═════ Records for processing ═════
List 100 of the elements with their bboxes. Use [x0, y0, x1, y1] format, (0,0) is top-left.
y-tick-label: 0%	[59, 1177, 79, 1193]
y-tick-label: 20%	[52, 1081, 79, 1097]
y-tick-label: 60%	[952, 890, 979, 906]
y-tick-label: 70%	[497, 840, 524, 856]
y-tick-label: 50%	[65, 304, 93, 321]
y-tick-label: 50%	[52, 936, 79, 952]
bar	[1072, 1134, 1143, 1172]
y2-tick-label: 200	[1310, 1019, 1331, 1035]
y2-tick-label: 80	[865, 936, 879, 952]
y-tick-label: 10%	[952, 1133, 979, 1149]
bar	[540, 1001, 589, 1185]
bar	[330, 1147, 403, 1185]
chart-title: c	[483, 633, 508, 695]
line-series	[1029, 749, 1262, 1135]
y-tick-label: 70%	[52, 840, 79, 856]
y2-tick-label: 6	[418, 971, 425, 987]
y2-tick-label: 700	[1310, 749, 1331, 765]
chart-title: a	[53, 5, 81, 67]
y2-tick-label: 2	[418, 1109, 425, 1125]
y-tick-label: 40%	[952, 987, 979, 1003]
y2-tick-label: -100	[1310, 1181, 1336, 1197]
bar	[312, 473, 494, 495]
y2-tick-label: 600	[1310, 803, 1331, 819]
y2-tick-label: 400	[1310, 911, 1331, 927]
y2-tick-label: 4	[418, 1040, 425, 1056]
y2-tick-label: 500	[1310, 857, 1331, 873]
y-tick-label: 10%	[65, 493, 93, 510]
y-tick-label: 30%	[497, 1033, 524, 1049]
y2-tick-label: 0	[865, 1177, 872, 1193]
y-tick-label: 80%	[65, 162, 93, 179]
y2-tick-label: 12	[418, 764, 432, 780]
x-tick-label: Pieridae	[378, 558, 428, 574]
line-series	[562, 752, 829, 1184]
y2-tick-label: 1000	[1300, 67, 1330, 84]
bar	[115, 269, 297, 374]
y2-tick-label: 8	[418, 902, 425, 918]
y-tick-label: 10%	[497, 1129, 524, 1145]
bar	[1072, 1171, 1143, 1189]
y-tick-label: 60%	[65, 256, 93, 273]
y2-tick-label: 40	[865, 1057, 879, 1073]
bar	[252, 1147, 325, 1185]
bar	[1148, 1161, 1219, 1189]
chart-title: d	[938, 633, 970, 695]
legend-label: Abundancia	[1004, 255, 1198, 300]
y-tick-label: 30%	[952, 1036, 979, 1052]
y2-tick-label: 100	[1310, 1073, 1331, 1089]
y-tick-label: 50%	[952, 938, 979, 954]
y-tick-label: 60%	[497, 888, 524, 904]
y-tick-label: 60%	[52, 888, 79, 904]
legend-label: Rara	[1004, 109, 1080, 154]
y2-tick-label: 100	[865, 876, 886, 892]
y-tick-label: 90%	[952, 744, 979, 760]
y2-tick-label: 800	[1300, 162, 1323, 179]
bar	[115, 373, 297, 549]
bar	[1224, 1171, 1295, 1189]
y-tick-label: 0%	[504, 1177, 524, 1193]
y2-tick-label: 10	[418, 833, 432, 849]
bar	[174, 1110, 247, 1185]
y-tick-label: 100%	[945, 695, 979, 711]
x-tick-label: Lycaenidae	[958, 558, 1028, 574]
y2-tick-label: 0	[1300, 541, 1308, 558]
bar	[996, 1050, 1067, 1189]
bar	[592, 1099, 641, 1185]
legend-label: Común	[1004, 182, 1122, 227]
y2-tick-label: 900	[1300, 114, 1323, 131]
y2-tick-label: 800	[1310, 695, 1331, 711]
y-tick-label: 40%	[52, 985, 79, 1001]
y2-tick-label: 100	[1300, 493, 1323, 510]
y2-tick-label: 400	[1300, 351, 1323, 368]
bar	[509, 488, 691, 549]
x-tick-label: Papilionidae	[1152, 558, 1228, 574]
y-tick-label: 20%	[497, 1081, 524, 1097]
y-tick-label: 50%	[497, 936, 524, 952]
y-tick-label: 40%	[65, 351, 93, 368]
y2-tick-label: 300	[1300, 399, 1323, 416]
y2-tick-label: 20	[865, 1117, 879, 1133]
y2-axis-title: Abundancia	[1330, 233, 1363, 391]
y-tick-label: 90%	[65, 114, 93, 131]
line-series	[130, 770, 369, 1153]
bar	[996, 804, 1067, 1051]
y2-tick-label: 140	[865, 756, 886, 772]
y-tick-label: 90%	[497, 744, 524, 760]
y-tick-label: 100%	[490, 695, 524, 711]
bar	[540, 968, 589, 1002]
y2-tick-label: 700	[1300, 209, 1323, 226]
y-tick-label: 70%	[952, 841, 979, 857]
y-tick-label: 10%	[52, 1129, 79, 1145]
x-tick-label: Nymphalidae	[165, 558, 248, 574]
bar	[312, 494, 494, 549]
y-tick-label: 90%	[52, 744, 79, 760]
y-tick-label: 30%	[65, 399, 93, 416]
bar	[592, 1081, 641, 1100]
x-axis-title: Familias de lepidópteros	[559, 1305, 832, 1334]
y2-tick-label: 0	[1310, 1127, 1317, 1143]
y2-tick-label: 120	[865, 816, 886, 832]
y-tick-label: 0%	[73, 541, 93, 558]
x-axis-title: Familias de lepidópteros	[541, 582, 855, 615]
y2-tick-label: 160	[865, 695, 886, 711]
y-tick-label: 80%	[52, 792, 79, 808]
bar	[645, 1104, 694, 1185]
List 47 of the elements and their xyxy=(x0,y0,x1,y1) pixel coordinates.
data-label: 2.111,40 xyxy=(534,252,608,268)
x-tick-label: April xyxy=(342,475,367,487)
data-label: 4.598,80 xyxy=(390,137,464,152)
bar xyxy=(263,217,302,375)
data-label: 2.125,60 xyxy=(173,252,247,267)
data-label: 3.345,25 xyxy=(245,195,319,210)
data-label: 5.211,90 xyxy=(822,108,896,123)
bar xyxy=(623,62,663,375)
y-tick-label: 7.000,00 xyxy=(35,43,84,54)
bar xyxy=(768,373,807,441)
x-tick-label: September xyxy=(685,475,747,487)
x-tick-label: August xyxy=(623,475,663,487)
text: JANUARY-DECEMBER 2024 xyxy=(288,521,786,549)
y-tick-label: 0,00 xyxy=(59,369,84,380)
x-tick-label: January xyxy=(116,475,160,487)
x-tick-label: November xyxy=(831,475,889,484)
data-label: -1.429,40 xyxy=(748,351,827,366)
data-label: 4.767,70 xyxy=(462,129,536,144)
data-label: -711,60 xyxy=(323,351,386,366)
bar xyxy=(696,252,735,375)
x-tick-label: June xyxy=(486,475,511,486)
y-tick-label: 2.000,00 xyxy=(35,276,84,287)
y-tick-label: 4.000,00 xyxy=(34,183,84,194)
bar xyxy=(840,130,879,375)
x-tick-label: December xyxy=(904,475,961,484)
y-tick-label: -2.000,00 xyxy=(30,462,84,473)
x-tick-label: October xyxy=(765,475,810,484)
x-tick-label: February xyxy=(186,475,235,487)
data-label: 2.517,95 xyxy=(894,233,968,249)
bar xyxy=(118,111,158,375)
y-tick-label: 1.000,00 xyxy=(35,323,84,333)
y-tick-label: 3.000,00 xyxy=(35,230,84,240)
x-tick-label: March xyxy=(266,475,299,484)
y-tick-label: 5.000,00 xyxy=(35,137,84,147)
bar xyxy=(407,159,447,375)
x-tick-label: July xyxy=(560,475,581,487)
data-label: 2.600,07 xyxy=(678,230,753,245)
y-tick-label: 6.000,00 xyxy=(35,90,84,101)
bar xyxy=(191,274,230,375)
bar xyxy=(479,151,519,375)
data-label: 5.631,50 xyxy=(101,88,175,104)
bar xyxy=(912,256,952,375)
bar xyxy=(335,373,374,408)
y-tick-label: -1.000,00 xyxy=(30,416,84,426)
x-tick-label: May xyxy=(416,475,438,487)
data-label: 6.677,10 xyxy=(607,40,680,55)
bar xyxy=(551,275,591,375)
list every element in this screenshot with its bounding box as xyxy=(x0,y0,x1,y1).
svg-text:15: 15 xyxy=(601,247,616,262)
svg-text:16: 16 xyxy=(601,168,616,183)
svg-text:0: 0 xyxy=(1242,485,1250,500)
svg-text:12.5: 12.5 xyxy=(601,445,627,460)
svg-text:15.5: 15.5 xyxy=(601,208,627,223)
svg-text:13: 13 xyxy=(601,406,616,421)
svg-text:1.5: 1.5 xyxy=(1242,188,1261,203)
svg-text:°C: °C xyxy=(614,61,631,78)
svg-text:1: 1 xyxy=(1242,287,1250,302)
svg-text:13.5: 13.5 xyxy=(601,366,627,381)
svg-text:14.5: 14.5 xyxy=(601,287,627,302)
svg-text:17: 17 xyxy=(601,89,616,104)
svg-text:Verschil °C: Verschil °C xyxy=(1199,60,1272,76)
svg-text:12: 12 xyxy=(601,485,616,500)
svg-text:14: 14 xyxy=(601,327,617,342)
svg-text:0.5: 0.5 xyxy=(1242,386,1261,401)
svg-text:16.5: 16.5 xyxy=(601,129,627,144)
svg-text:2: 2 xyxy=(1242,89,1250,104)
═════
== What needs to be done ==
Copy out the records character for character, starting at their first line and ending at the line that contains "1109, 425, 1125]", with both of those lines included.

== Response to the task ==
List 100 of the elements with their bboxes. Use [x0, y0, x1, y1] format, (0,0) is top-left.
y-tick-label: 0%	[59, 1177, 79, 1193]
y-tick-label: 20%	[52, 1081, 79, 1097]
y-tick-label: 60%	[952, 890, 979, 906]
y-tick-label: 70%	[497, 840, 524, 856]
y-tick-label: 50%	[65, 304, 93, 321]
y-tick-label: 50%	[52, 936, 79, 952]
bar	[1072, 1134, 1143, 1172]
y2-tick-label: 200	[1310, 1019, 1331, 1035]
y2-tick-label: 80	[865, 936, 879, 952]
y-tick-label: 10%	[952, 1133, 979, 1149]
bar	[540, 1001, 589, 1185]
bar	[330, 1147, 403, 1185]
chart-title: c	[483, 633, 508, 695]
line-series	[1029, 749, 1262, 1135]
y-tick-label: 70%	[52, 840, 79, 856]
y2-tick-label: 6	[418, 971, 425, 987]
y2-tick-label: 700	[1310, 749, 1331, 765]
chart-title: a	[53, 5, 81, 67]
y2-tick-label: 2	[418, 1109, 425, 1125]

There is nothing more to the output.